*AIM*: Return the records that follow, matching each one exactly.

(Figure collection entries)
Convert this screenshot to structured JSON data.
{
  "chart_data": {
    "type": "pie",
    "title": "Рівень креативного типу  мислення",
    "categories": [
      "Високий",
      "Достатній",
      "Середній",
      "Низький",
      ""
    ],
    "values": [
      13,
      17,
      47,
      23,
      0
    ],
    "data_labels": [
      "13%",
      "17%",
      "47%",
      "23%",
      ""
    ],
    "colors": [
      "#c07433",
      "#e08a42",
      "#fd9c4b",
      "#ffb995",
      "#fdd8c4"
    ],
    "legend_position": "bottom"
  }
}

*WRITTEN RESPONSE*:
Convert this screenshot to structured JSON data.
{
  "chart_data": {
    "type": "pie",
    "title": "Рівень креативного типу  мислення",
    "categories": [
      "Високий",
      "Достатній",
      "Середній",
      "Низький",
      ""
    ],
    "values": [
      13,
      17,
      47,
      23,
      0
    ],
    "data_labels": [
      "13%",
      "17%",
      "47%",
      "23%",
      ""
    ],
    "colors": [
      "#c07433",
      "#e08a42",
      "#fd9c4b",
      "#ffb995",
      "#fdd8c4"
    ],
    "legend_position": "bottom"
  }
}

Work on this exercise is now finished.